## begin SUPPLIED INFORMATION

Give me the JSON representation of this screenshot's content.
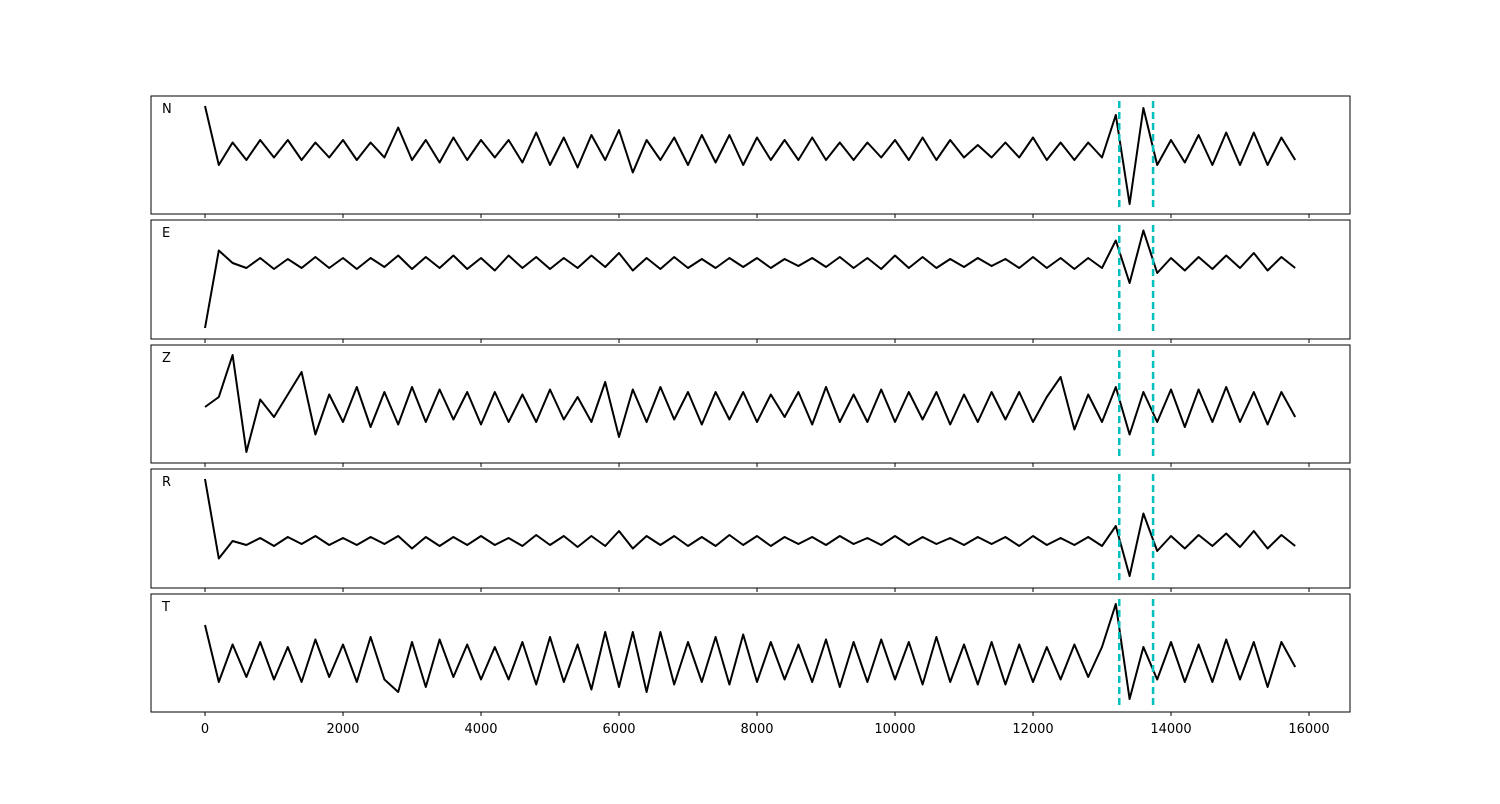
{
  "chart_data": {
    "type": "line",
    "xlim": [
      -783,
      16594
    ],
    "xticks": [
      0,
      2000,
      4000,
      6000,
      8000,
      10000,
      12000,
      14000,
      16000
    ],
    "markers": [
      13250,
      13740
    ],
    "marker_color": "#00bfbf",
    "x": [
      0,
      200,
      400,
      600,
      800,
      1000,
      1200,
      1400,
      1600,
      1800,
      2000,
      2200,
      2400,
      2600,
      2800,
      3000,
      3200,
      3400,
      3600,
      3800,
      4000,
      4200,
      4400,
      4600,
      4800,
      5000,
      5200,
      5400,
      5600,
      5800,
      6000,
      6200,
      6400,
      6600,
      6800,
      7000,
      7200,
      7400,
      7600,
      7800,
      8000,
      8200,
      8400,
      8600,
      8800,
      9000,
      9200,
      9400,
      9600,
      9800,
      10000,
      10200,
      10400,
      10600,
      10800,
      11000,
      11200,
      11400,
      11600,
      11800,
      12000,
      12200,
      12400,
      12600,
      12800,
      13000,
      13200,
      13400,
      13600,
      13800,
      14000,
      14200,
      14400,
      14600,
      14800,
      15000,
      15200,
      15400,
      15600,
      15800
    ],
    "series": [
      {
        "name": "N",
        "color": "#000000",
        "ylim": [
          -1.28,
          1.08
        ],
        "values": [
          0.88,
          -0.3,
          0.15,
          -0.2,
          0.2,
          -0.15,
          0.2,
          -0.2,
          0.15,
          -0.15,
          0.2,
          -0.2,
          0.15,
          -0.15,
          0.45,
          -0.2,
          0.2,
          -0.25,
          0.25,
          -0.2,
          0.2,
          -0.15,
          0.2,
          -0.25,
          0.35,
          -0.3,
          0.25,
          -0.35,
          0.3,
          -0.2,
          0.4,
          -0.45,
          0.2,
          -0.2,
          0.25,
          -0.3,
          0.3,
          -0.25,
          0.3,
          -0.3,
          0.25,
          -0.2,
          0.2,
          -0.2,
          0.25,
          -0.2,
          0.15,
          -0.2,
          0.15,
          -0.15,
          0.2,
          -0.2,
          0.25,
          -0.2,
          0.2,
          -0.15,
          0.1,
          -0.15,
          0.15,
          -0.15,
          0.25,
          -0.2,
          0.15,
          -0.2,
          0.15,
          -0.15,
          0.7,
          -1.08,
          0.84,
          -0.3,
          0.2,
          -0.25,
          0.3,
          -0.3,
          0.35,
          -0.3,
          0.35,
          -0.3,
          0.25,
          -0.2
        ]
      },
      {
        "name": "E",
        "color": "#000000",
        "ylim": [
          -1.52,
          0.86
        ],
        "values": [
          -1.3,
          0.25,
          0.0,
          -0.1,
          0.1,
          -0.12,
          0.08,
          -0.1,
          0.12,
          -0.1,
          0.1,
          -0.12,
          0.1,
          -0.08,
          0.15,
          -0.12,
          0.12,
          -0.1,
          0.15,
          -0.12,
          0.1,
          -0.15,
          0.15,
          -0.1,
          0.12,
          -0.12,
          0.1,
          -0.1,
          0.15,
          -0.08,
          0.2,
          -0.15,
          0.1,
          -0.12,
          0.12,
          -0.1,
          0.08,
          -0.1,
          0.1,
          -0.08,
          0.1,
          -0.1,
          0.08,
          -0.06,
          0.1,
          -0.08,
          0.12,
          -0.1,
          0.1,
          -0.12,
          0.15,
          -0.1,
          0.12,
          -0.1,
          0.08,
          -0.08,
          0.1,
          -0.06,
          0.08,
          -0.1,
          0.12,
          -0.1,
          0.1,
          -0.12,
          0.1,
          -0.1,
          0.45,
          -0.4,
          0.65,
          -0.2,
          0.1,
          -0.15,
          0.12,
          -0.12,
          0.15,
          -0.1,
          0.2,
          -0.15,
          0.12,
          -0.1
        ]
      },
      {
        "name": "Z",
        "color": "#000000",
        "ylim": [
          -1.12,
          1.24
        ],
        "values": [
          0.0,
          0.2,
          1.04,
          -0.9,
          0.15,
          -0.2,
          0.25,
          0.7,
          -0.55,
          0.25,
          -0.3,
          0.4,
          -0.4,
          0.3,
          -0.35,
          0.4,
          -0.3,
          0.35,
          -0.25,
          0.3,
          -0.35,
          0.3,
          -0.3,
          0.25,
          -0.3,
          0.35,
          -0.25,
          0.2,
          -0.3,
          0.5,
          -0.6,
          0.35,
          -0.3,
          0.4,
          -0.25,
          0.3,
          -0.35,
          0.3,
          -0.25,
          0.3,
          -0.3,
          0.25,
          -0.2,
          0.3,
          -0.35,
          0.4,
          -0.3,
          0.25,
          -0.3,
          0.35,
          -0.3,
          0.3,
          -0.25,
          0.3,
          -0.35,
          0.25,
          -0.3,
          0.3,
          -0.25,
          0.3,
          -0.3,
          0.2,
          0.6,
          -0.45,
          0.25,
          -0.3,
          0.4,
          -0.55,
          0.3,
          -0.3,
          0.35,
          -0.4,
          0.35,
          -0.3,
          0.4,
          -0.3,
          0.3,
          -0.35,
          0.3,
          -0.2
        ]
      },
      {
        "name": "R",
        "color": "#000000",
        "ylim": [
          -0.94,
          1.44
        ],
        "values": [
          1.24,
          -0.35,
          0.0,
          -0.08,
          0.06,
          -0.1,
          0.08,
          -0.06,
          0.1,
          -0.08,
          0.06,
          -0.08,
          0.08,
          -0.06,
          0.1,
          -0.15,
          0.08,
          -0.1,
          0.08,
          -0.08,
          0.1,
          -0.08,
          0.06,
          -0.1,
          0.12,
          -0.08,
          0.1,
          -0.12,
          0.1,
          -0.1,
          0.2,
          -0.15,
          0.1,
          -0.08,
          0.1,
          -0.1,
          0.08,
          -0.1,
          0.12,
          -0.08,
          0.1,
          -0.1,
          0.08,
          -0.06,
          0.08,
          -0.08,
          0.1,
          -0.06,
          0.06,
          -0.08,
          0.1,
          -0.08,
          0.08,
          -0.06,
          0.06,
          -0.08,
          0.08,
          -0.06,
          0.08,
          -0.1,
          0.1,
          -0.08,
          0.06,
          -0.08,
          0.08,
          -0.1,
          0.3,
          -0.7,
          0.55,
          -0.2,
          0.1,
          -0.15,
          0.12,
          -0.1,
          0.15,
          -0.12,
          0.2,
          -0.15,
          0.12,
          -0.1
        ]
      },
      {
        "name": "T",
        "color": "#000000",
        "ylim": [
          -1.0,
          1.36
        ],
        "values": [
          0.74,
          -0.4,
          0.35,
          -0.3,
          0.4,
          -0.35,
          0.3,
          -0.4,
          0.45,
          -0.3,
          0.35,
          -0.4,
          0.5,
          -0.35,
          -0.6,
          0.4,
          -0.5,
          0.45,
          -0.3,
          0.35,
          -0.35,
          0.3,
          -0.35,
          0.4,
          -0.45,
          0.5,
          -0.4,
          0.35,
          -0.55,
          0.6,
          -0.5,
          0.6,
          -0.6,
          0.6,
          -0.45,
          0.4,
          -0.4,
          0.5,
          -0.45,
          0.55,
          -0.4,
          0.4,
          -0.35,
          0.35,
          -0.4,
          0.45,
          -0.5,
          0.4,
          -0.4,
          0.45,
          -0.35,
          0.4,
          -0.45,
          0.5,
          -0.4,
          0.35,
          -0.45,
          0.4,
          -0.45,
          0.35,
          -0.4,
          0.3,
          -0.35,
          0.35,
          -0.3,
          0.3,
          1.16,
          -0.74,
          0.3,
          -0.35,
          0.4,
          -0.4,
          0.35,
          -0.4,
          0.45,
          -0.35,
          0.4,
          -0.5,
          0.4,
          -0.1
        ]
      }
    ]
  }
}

## end SUPPLIED INFORMATION

- PROBLEM DETAILS
Copy every record above exactly, leaving out any pictures.

- WRITTEN SOLUTION
Give me the JSON representation of this screenshot's content.
{
  "chart_data": {
    "type": "line",
    "xlim": [
      -783,
      16594
    ],
    "xticks": [
      0,
      2000,
      4000,
      6000,
      8000,
      10000,
      12000,
      14000,
      16000
    ],
    "markers": [
      13250,
      13740
    ],
    "marker_color": "#00bfbf",
    "x": [
      0,
      200,
      400,
      600,
      800,
      1000,
      1200,
      1400,
      1600,
      1800,
      2000,
      2200,
      2400,
      2600,
      2800,
      3000,
      3200,
      3400,
      3600,
      3800,
      4000,
      4200,
      4400,
      4600,
      4800,
      5000,
      5200,
      5400,
      5600,
      5800,
      6000,
      6200,
      6400,
      6600,
      6800,
      7000,
      7200,
      7400,
      7600,
      7800,
      8000,
      8200,
      8400,
      8600,
      8800,
      9000,
      9200,
      9400,
      9600,
      9800,
      10000,
      10200,
      10400,
      10600,
      10800,
      11000,
      11200,
      11400,
      11600,
      11800,
      12000,
      12200,
      12400,
      12600,
      12800,
      13000,
      13200,
      13400,
      13600,
      13800,
      14000,
      14200,
      14400,
      14600,
      14800,
      15000,
      15200,
      15400,
      15600,
      15800
    ],
    "series": [
      {
        "name": "N",
        "color": "#000000",
        "ylim": [
          -1.28,
          1.08
        ],
        "values": [
          0.88,
          -0.3,
          0.15,
          -0.2,
          0.2,
          -0.15,
          0.2,
          -0.2,
          0.15,
          -0.15,
          0.2,
          -0.2,
          0.15,
          -0.15,
          0.45,
          -0.2,
          0.2,
          -0.25,
          0.25,
          -0.2,
          0.2,
          -0.15,
          0.2,
          -0.25,
          0.35,
          -0.3,
          0.25,
          -0.35,
          0.3,
          -0.2,
          0.4,
          -0.45,
          0.2,
          -0.2,
          0.25,
          -0.3,
          0.3,
          -0.25,
          0.3,
          -0.3,
          0.25,
          -0.2,
          0.2,
          -0.2,
          0.25,
          -0.2,
          0.15,
          -0.2,
          0.15,
          -0.15,
          0.2,
          -0.2,
          0.25,
          -0.2,
          0.2,
          -0.15,
          0.1,
          -0.15,
          0.15,
          -0.15,
          0.25,
          -0.2,
          0.15,
          -0.2,
          0.15,
          -0.15,
          0.7,
          -1.08,
          0.84,
          -0.3,
          0.2,
          -0.25,
          0.3,
          -0.3,
          0.35,
          -0.3,
          0.35,
          -0.3,
          0.25,
          -0.2
        ]
      },
      {
        "name": "E",
        "color": "#000000",
        "ylim": [
          -1.52,
          0.86
        ],
        "values": [
          -1.3,
          0.25,
          0.0,
          -0.1,
          0.1,
          -0.12,
          0.08,
          -0.1,
          0.12,
          -0.1,
          0.1,
          -0.12,
          0.1,
          -0.08,
          0.15,
          -0.12,
          0.12,
          -0.1,
          0.15,
          -0.12,
          0.1,
          -0.15,
          0.15,
          -0.1,
          0.12,
          -0.12,
          0.1,
          -0.1,
          0.15,
          -0.08,
          0.2,
          -0.15,
          0.1,
          -0.12,
          0.12,
          -0.1,
          0.08,
          -0.1,
          0.1,
          -0.08,
          0.1,
          -0.1,
          0.08,
          -0.06,
          0.1,
          -0.08,
          0.12,
          -0.1,
          0.1,
          -0.12,
          0.15,
          -0.1,
          0.12,
          -0.1,
          0.08,
          -0.08,
          0.1,
          -0.06,
          0.08,
          -0.1,
          0.12,
          -0.1,
          0.1,
          -0.12,
          0.1,
          -0.1,
          0.45,
          -0.4,
          0.65,
          -0.2,
          0.1,
          -0.15,
          0.12,
          -0.12,
          0.15,
          -0.1,
          0.2,
          -0.15,
          0.12,
          -0.1
        ]
      },
      {
        "name": "Z",
        "color": "#000000",
        "ylim": [
          -1.12,
          1.24
        ],
        "values": [
          0.0,
          0.2,
          1.04,
          -0.9,
          0.15,
          -0.2,
          0.25,
          0.7,
          -0.55,
          0.25,
          -0.3,
          0.4,
          -0.4,
          0.3,
          -0.35,
          0.4,
          -0.3,
          0.35,
          -0.25,
          0.3,
          -0.35,
          0.3,
          -0.3,
          0.25,
          -0.3,
          0.35,
          -0.25,
          0.2,
          -0.3,
          0.5,
          -0.6,
          0.35,
          -0.3,
          0.4,
          -0.25,
          0.3,
          -0.35,
          0.3,
          -0.25,
          0.3,
          -0.3,
          0.25,
          -0.2,
          0.3,
          -0.35,
          0.4,
          -0.3,
          0.25,
          -0.3,
          0.35,
          -0.3,
          0.3,
          -0.25,
          0.3,
          -0.35,
          0.25,
          -0.3,
          0.3,
          -0.25,
          0.3,
          -0.3,
          0.2,
          0.6,
          -0.45,
          0.25,
          -0.3,
          0.4,
          -0.55,
          0.3,
          -0.3,
          0.35,
          -0.4,
          0.35,
          -0.3,
          0.4,
          -0.3,
          0.3,
          -0.35,
          0.3,
          -0.2
        ]
      },
      {
        "name": "R",
        "color": "#000000",
        "ylim": [
          -0.94,
          1.44
        ],
        "values": [
          1.24,
          -0.35,
          0.0,
          -0.08,
          0.06,
          -0.1,
          0.08,
          -0.06,
          0.1,
          -0.08,
          0.06,
          -0.08,
          0.08,
          -0.06,
          0.1,
          -0.15,
          0.08,
          -0.1,
          0.08,
          -0.08,
          0.1,
          -0.08,
          0.06,
          -0.1,
          0.12,
          -0.08,
          0.1,
          -0.12,
          0.1,
          -0.1,
          0.2,
          -0.15,
          0.1,
          -0.08,
          0.1,
          -0.1,
          0.08,
          -0.1,
          0.12,
          -0.08,
          0.1,
          -0.1,
          0.08,
          -0.06,
          0.08,
          -0.08,
          0.1,
          -0.06,
          0.06,
          -0.08,
          0.1,
          -0.08,
          0.08,
          -0.06,
          0.06,
          -0.08,
          0.08,
          -0.06,
          0.08,
          -0.1,
          0.1,
          -0.08,
          0.06,
          -0.08,
          0.08,
          -0.1,
          0.3,
          -0.7,
          0.55,
          -0.2,
          0.1,
          -0.15,
          0.12,
          -0.1,
          0.15,
          -0.12,
          0.2,
          -0.15,
          0.12,
          -0.1
        ]
      },
      {
        "name": "T",
        "color": "#000000",
        "ylim": [
          -1.0,
          1.36
        ],
        "values": [
          0.74,
          -0.4,
          0.35,
          -0.3,
          0.4,
          -0.35,
          0.3,
          -0.4,
          0.45,
          -0.3,
          0.35,
          -0.4,
          0.5,
          -0.35,
          -0.6,
          0.4,
          -0.5,
          0.45,
          -0.3,
          0.35,
          -0.35,
          0.3,
          -0.35,
          0.4,
          -0.45,
          0.5,
          -0.4,
          0.35,
          -0.55,
          0.6,
          -0.5,
          0.6,
          -0.6,
          0.6,
          -0.45,
          0.4,
          -0.4,
          0.5,
          -0.45,
          0.55,
          -0.4,
          0.4,
          -0.35,
          0.35,
          -0.4,
          0.45,
          -0.5,
          0.4,
          -0.4,
          0.45,
          -0.35,
          0.4,
          -0.45,
          0.5,
          -0.4,
          0.35,
          -0.45,
          0.4,
          -0.45,
          0.35,
          -0.4,
          0.3,
          -0.35,
          0.35,
          -0.3,
          0.3,
          1.16,
          -0.74,
          0.3,
          -0.35,
          0.4,
          -0.4,
          0.35,
          -0.4,
          0.45,
          -0.35,
          0.4,
          -0.5,
          0.4,
          -0.1
        ]
      }
    ]
  }
}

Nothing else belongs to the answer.